## start Data to process
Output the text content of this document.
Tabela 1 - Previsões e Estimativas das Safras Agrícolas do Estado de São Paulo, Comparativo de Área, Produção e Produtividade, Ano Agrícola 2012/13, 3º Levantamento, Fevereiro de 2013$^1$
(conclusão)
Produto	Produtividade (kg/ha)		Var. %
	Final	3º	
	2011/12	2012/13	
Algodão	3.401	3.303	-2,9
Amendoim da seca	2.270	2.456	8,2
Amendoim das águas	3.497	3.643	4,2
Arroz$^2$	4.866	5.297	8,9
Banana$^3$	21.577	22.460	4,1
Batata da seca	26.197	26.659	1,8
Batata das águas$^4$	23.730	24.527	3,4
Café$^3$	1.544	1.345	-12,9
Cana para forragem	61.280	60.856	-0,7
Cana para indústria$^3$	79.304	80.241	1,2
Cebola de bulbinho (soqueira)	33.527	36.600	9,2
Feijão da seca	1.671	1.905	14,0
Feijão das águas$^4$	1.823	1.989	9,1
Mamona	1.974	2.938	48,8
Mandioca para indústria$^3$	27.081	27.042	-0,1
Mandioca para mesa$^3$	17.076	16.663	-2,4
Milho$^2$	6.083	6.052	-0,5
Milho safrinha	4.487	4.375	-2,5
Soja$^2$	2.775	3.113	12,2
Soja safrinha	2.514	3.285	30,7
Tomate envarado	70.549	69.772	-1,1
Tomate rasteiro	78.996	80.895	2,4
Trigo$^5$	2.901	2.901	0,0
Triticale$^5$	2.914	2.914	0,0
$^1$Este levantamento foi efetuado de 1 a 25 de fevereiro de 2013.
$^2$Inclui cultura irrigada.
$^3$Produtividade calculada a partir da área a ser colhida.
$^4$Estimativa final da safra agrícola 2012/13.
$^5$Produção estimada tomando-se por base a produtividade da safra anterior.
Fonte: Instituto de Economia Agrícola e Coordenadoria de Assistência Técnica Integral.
## end Data to process
- _The problem_
Print out every record again, exactly and in full.

- _Task solution_
Output the text content of this document.
Tabela 1 - Previsões e Estimativas das Safras Agrícolas do Estado de São Paulo, Comparativo de Área, Produção e Produtividade, Ano Agrícola 2012/13, 3º Levantamento, Fevereiro de 2013$^1$
(conclusão)
Produto	Produtividade (kg/ha)		Var. %
	Final	3º	
	2011/12	2012/13	
Algodão	3.401	3.303	-2,9
Amendoim da seca	2.270	2.456	8,2
Amendoim das águas	3.497	3.643	4,2
Arroz$^2$	4.866	5.297	8,9
Banana$^3$	21.577	22.460	4,1
Batata da seca	26.197	26.659	1,8
Batata das águas$^4$	23.730	24.527	3,4
Café$^3$	1.544	1.345	-12,9
Cana para forragem	61.280	60.856	-0,7
Cana para indústria$^3$	79.304	80.241	1,2
Cebola de bulbinho (soqueira)	33.527	36.600	9,2
Feijão da seca	1.671	1.905	14,0
Feijão das águas$^4$	1.823	1.989	9,1
Mamona	1.974	2.938	48,8
Mandioca para indústria$^3$	27.081	27.042	-0,1
Mandioca para mesa$^3$	17.076	16.663	-2,4
Milho$^2$	6.083	6.052	-0,5
Milho safrinha	4.487	4.375	-2,5
Soja$^2$	2.775	3.113	12,2
Soja safrinha	2.514	3.285	30,7
Tomate envarado	70.549	69.772	-1,1
Tomate rasteiro	78.996	80.895	2,4
Trigo$^5$	2.901	2.901	0,0
Triticale$^5$	2.914	2.914	0,0
$^1$Este levantamento foi efetuado de 1 a 25 de fevereiro de 2013.
$^2$Inclui cultura irrigada.
$^3$Produtividade calculada a partir da área a ser colhida.
$^4$Estimativa final da safra agrícola 2012/13.
$^5$Produção estimada tomando-se por base a produtividade da safra anterior.
Fonte: Instituto de Economia Agrícola e Coordenadoria de Assistência Técnica Integral.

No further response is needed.